PROVIDED ENTRIES:

----

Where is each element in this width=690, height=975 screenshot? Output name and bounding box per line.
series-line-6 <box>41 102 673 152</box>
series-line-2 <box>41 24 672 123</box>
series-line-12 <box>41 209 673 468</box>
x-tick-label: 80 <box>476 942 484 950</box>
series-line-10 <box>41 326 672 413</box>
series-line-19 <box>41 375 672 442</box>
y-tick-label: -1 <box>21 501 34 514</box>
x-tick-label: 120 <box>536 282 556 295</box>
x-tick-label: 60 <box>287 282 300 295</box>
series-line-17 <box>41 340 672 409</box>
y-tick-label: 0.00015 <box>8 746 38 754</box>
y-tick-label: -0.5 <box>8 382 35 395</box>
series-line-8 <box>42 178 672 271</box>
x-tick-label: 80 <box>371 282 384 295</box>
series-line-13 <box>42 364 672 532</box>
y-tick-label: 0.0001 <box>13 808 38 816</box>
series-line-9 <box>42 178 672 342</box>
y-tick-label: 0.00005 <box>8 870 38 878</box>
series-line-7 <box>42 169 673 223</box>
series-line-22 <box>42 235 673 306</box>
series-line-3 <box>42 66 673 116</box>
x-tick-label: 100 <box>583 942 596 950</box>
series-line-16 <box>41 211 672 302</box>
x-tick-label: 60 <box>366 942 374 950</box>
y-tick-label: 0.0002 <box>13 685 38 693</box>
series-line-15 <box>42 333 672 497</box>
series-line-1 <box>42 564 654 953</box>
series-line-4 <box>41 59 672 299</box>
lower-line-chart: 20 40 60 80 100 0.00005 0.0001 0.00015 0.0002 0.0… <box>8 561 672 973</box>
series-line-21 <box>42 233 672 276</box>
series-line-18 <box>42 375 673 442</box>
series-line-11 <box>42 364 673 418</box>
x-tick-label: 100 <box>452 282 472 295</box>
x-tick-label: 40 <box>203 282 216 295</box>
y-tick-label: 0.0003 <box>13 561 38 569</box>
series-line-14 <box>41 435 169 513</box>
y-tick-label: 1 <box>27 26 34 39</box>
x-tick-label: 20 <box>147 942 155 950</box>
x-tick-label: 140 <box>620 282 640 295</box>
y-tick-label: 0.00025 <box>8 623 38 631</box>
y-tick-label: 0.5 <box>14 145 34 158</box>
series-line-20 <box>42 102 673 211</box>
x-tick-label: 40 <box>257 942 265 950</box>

----

PROBLEM REQUIREMENTS: Edit the entries above so that "bounding box" becomes "enclosing box" wherever it occurs, and keep every other line unchanged.

FULL OUTPUT:
Where is each element in this width=690, height=975 screenshot? Output name and enclosing box per line.
series-line-6 <box>41 102 673 152</box>
series-line-2 <box>41 24 672 123</box>
series-line-12 <box>41 209 673 468</box>
x-tick-label: 80 <box>476 942 484 950</box>
series-line-10 <box>41 326 672 413</box>
series-line-19 <box>41 375 672 442</box>
y-tick-label: -1 <box>21 501 34 514</box>
x-tick-label: 120 <box>536 282 556 295</box>
x-tick-label: 60 <box>287 282 300 295</box>
series-line-17 <box>41 340 672 409</box>
y-tick-label: 0.00015 <box>8 746 38 754</box>
y-tick-label: -0.5 <box>8 382 35 395</box>
series-line-8 <box>42 178 672 271</box>
x-tick-label: 80 <box>371 282 384 295</box>
series-line-13 <box>42 364 672 532</box>
y-tick-label: 0.0001 <box>13 808 38 816</box>
series-line-9 <box>42 178 672 342</box>
y-tick-label: 0.00005 <box>8 870 38 878</box>
series-line-7 <box>42 169 673 223</box>
series-line-22 <box>42 235 673 306</box>
series-line-3 <box>42 66 673 116</box>
x-tick-label: 100 <box>583 942 596 950</box>
series-line-16 <box>41 211 672 302</box>
x-tick-label: 60 <box>366 942 374 950</box>
y-tick-label: 0.0002 <box>13 685 38 693</box>
series-line-15 <box>42 333 672 497</box>
series-line-1 <box>42 564 654 953</box>
series-line-4 <box>41 59 672 299</box>
lower-line-chart: 20 40 60 80 100 0.00005 0.0001 0.00015 0.0002 0.0… <box>8 561 672 973</box>
series-line-21 <box>42 233 672 276</box>
series-line-18 <box>42 375 673 442</box>
series-line-11 <box>42 364 673 418</box>
x-tick-label: 100 <box>452 282 472 295</box>
x-tick-label: 40 <box>203 282 216 295</box>
y-tick-label: 0.0003 <box>13 561 38 569</box>
series-line-14 <box>41 435 169 513</box>
y-tick-label: 1 <box>27 26 34 39</box>
x-tick-label: 20 <box>147 942 155 950</box>
x-tick-label: 140 <box>620 282 640 295</box>
y-tick-label: 0.00025 <box>8 623 38 631</box>
y-tick-label: 0.5 <box>14 145 34 158</box>
series-line-20 <box>42 102 673 211</box>
x-tick-label: 40 <box>257 942 265 950</box>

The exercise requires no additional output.